[start]

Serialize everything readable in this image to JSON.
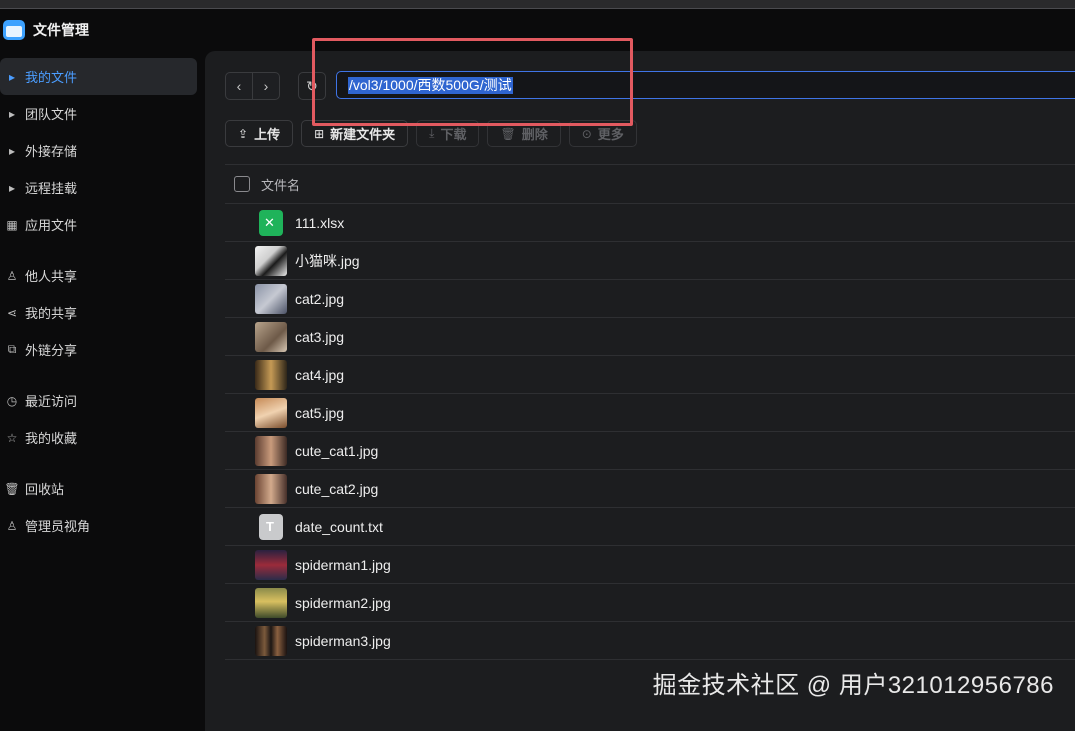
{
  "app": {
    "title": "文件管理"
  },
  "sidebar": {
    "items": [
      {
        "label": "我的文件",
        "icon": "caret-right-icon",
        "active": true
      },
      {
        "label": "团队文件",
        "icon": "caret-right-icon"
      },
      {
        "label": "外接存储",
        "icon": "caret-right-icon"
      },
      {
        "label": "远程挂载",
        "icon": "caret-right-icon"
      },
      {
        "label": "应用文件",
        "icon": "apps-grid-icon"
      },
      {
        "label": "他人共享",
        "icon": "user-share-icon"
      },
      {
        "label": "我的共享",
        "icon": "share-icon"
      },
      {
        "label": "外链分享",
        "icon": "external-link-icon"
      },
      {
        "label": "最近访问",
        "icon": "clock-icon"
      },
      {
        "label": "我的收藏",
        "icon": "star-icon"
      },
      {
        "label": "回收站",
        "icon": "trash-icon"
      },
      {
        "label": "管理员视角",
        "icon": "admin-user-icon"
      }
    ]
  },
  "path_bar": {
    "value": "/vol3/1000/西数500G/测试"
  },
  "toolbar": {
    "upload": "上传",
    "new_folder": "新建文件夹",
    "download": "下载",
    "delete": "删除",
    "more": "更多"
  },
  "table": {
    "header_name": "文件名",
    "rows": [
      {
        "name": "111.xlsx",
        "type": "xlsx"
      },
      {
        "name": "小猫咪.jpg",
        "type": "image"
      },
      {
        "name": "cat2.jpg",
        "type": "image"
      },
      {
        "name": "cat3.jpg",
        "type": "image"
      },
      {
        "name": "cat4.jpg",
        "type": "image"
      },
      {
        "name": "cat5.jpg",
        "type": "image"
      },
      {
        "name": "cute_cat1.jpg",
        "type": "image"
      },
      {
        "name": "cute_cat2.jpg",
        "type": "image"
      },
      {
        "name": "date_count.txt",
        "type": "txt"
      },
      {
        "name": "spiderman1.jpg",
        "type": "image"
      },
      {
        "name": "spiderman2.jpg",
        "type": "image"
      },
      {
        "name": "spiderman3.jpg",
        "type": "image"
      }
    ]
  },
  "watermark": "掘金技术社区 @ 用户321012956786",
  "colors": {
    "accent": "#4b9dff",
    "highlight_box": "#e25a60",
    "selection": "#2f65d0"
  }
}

[end]
[start]

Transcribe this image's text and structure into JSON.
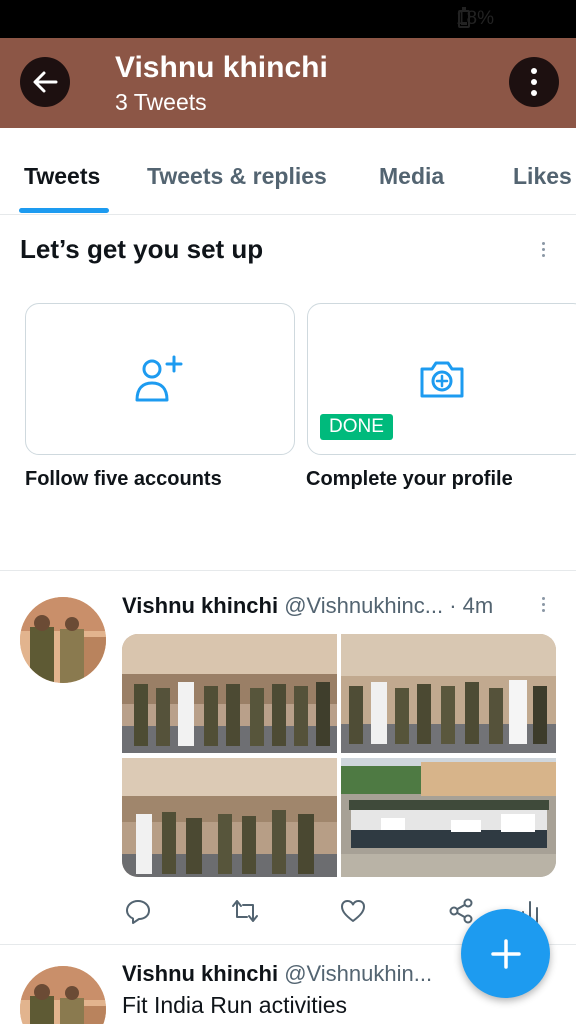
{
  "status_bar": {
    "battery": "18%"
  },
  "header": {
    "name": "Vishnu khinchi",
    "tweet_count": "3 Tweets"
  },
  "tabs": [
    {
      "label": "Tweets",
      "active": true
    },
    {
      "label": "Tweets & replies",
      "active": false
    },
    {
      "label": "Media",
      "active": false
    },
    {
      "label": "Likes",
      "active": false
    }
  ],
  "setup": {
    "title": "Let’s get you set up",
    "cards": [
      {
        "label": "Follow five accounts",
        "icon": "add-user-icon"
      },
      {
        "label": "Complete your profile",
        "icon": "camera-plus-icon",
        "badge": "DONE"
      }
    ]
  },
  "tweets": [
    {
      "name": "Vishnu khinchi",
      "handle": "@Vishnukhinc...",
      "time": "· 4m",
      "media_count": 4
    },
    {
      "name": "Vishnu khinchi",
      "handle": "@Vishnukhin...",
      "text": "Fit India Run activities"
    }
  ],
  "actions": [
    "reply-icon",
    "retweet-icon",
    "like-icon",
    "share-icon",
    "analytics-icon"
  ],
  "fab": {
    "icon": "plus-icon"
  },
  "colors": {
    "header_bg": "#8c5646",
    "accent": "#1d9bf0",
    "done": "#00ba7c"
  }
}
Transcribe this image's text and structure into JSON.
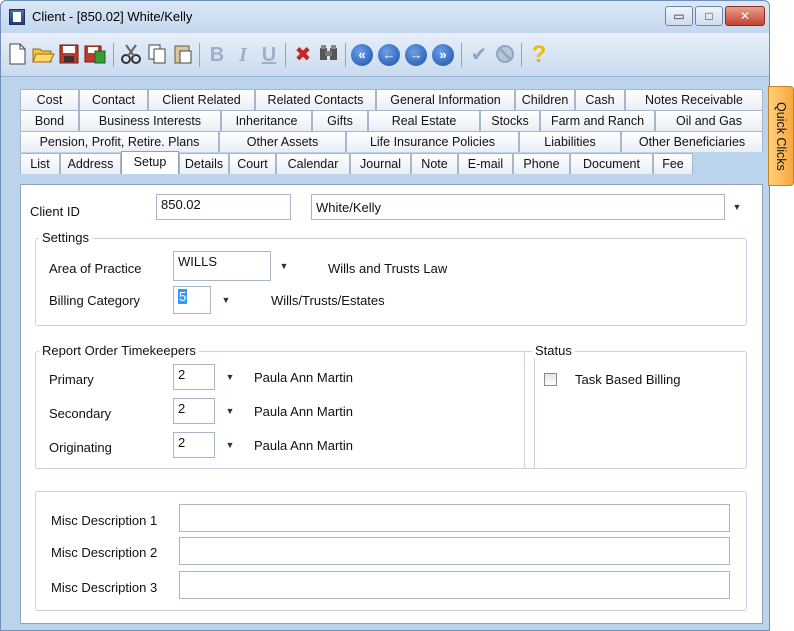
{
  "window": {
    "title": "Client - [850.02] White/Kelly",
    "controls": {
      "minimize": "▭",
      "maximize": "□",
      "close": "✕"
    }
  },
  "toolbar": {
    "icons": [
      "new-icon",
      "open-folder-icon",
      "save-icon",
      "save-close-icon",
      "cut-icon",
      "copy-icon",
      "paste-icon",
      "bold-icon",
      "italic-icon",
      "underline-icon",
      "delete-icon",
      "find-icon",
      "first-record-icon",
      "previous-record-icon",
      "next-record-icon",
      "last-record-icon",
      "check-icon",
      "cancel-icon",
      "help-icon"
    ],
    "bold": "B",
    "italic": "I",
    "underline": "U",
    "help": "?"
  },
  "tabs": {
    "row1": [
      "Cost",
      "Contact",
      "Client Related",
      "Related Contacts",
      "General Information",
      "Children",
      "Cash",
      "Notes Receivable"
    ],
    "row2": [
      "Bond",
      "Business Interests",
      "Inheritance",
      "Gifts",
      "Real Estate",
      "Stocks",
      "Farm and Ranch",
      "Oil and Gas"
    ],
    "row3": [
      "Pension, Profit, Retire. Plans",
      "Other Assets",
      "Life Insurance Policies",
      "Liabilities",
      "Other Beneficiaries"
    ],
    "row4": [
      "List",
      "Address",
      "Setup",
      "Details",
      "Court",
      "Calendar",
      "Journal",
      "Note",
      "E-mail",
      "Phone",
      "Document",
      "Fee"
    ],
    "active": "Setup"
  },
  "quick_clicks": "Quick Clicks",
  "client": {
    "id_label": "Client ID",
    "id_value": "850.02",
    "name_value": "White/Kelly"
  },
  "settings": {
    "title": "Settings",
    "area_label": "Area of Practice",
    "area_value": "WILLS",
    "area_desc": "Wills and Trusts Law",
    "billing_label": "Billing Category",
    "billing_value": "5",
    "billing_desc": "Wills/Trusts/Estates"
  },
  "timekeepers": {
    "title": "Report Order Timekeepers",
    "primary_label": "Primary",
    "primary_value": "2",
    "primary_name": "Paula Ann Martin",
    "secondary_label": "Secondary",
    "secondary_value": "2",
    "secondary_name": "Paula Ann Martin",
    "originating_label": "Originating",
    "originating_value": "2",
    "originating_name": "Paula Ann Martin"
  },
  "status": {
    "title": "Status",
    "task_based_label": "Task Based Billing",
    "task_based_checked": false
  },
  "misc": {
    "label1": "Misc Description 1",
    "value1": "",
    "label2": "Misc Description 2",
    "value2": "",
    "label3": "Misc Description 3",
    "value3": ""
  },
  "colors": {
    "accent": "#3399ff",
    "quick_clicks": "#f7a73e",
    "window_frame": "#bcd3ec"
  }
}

[end]

* _OBJECTIVE_:
Search the listing for the word "Kelly" and return each line that holds it.

* _ANSWER TO THIS TASK_:
    "title": "Client - [850.02] White/Kelly",
    "name_value": "White/Kelly"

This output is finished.